▸ RECORD SET:

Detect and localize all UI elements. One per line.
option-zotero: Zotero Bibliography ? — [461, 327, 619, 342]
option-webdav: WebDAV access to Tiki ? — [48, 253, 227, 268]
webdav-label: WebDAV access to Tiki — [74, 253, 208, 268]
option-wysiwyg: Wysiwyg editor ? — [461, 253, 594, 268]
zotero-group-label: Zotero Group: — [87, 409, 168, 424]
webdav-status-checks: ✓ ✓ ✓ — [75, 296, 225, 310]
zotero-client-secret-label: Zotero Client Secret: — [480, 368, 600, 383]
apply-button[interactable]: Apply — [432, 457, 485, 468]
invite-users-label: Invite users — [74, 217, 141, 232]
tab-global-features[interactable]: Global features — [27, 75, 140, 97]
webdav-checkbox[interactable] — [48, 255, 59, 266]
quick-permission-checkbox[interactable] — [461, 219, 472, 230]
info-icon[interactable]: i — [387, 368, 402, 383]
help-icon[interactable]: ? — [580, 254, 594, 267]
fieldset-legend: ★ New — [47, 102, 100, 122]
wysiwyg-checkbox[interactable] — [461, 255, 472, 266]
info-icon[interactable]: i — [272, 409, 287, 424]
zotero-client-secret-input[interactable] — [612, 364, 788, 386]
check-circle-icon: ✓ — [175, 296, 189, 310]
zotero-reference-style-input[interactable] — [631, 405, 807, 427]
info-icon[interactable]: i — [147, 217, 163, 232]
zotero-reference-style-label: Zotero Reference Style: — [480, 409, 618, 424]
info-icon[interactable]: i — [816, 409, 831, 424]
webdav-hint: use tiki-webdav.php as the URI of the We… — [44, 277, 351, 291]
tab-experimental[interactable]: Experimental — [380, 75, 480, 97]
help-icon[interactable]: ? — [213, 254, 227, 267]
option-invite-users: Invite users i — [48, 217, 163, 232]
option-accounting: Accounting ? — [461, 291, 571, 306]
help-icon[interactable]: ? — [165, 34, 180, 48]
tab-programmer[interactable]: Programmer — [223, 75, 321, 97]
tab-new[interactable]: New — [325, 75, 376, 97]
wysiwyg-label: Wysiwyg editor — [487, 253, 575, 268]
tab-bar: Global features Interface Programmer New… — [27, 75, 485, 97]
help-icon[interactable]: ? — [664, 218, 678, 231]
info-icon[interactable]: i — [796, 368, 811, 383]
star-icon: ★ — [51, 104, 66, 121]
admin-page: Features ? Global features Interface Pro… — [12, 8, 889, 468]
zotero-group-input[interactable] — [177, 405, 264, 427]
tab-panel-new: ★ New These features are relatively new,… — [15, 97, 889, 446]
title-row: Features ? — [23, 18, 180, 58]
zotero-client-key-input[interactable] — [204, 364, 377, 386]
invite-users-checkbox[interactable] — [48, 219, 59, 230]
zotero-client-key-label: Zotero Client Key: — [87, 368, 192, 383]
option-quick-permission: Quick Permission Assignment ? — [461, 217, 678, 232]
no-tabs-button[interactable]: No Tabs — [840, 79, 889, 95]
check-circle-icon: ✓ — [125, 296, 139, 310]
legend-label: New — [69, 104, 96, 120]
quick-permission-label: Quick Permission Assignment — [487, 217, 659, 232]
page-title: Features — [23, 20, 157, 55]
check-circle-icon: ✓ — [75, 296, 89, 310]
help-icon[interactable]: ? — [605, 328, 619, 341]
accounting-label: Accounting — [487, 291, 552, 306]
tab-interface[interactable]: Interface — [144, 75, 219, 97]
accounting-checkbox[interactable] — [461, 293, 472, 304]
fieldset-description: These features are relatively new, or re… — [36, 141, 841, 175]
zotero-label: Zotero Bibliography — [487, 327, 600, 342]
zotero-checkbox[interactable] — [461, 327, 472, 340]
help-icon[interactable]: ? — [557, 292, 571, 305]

▸ STATED GOAL: Return every line from the entries above that contains the word "Assignment".

▸ FINAL RESULT:
option-quick-permission: Quick Permission Assignment ? — [461, 217, 678, 232]
quick-permission-label: Quick Permission Assignment — [487, 217, 659, 232]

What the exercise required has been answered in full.